▶ [EXTRACTED TEXT]:
# Rewiring a ford 3000 diesel



## charttn (Jun 30, 2015)

While working on some other systems, I bumped the wiring to the alternator and it fell apart from corrosion. So I got to learn about that as well. Since it is a diesel and all the lights had been removed by a previous owner, I decided to try and simplify the wiring harness. The way it came to me was with two wires coming out of a lucas alternator. (warning, at this point assumptions start and will build upon each other) One wire feeding current to the field and one wire giving current to charge the battery. Most of the articles that I found describing alternator issues refer to the ALT warning light even to the wonderful schematic that I borrowed parts from for the below picture. This one even stated that if you don't have a bulb you need to at least have a diode. Now, to finally get to my question. Why is a bulb or diode really needed? As far as I can tell, when I turn the key off, that circuit is completely disconnected. Some of the articles described that the bulb helped block a battery draining flow of current. Yes, the light helps you know when the alt is not working but I can also just put a voltmeter on the battery before and after cranking it and look for a difference (right?). Anyway, I am seeking opinion, from the collective experience. Any issues with the below wiring?


----------



## EdF (Sep 15, 2014)

▶ [INFORMATION SHOWN]:
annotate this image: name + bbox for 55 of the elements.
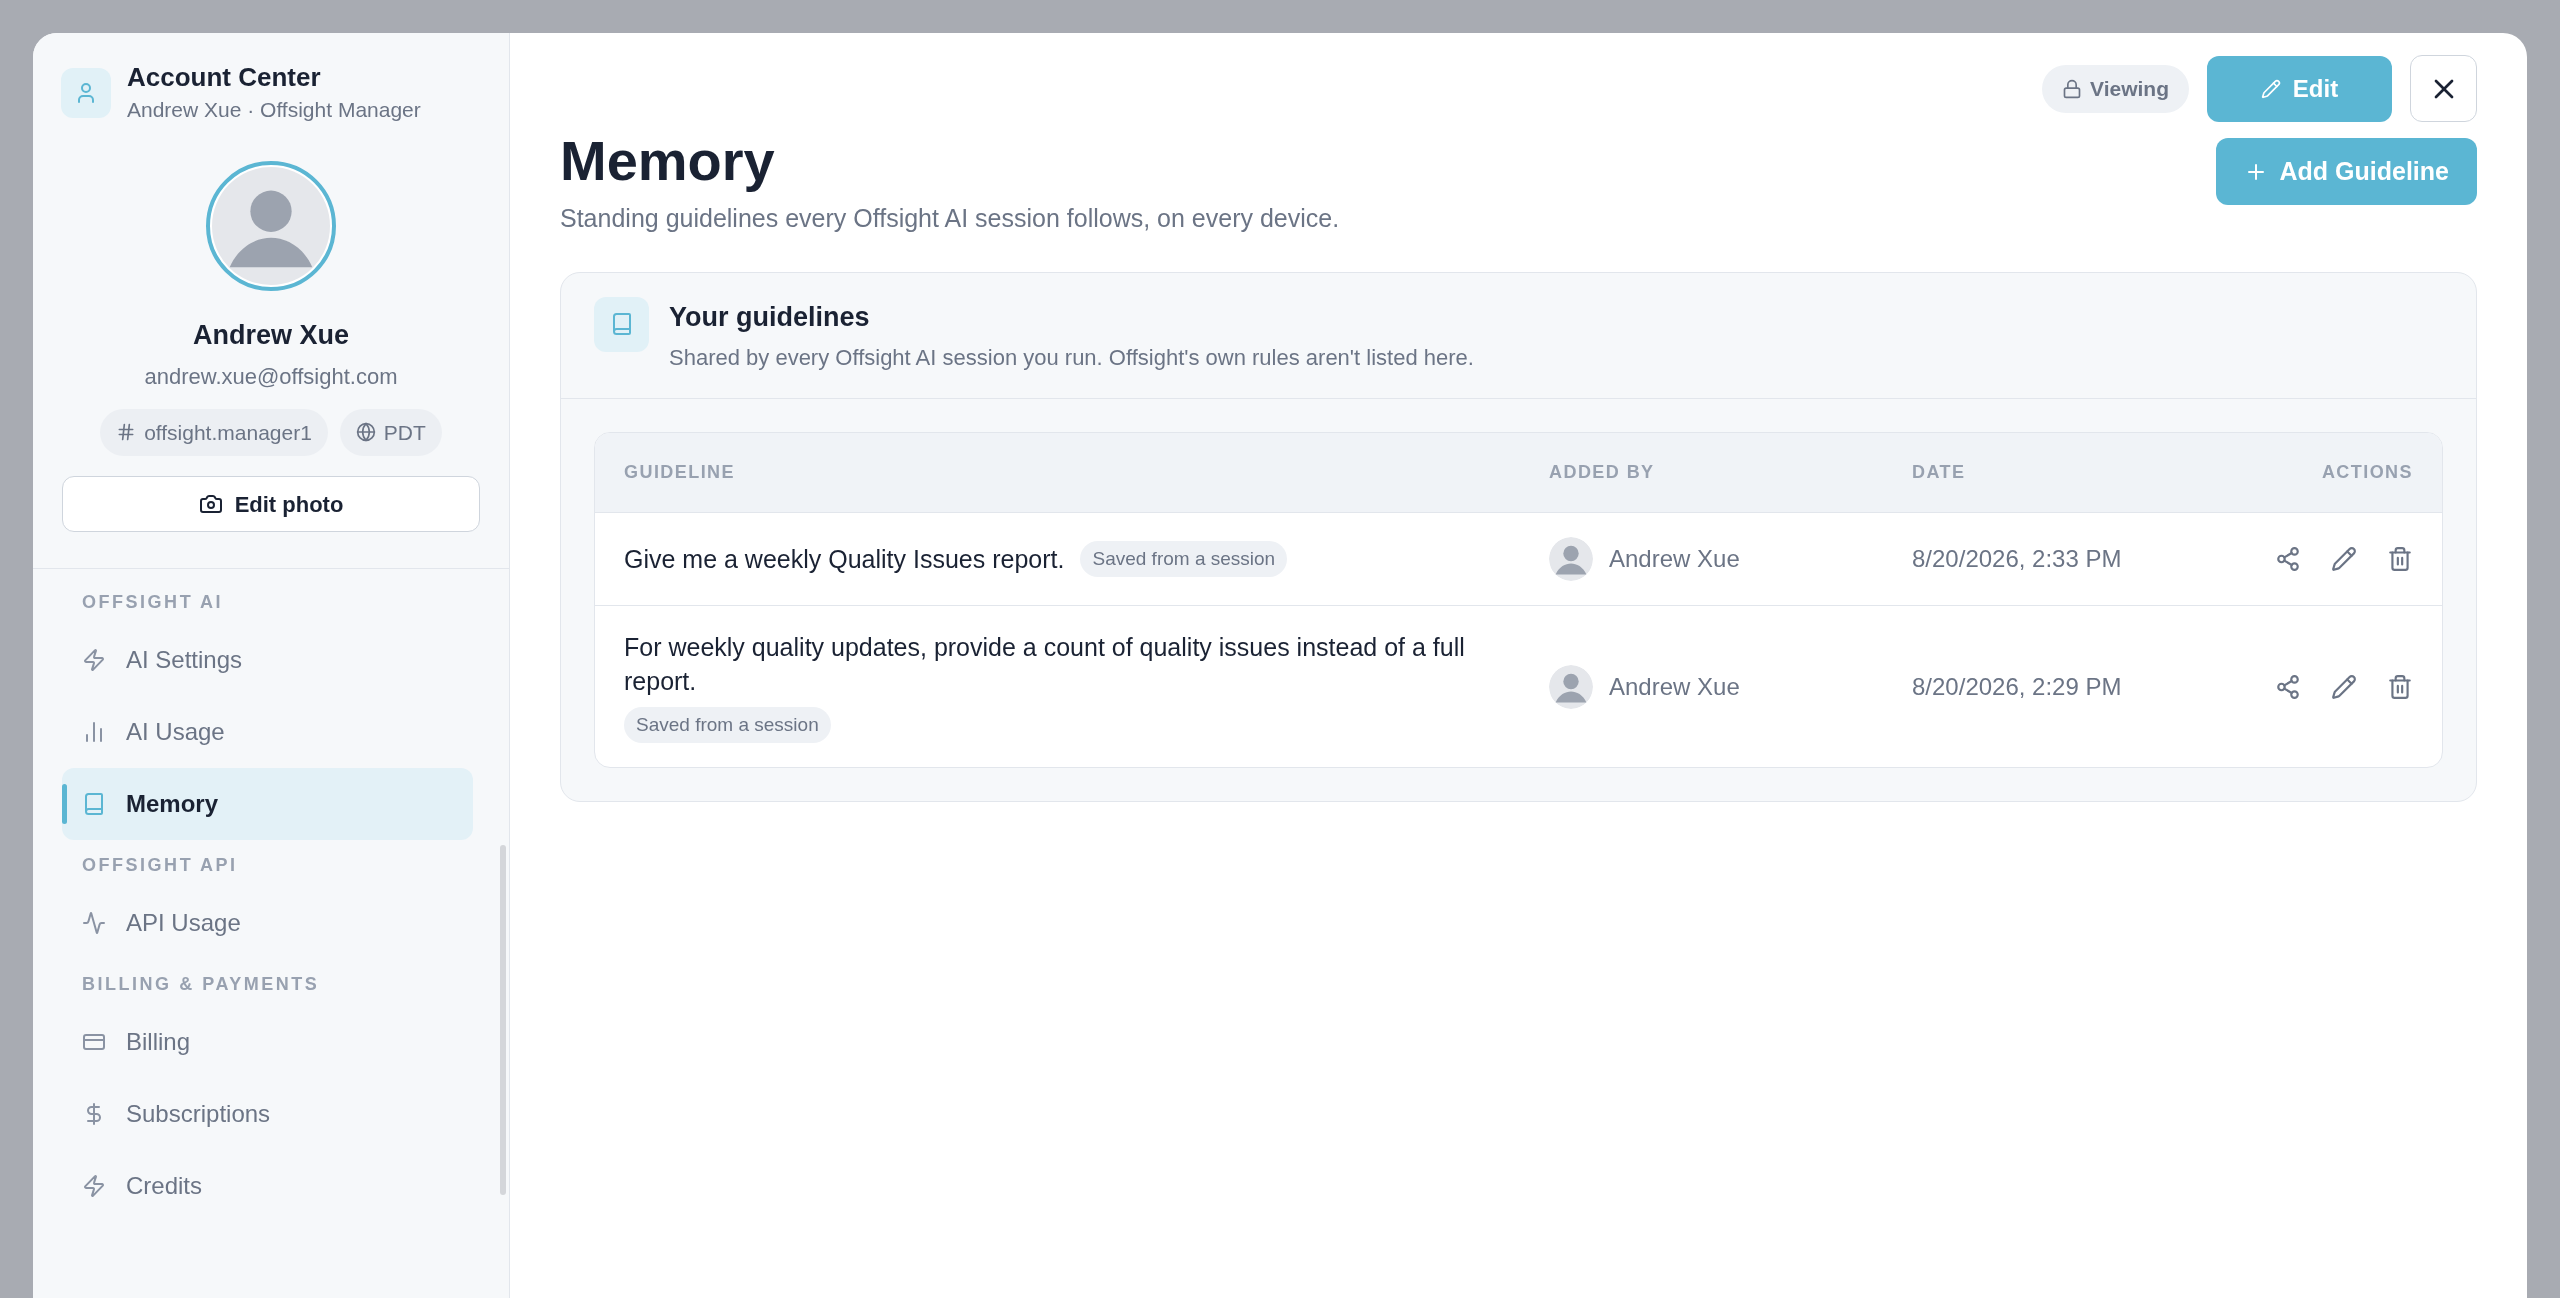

▶ [OBJECTIVE]:
In the thread on rewiring a Ford 3000 diesel, what happened when the poster bumped the wiring to the alternator? Please answer in one sentence. The data has no connection to the thread.

▶ [FINAL RESULT]:
The wiring to the alternator fell apart from corrosion.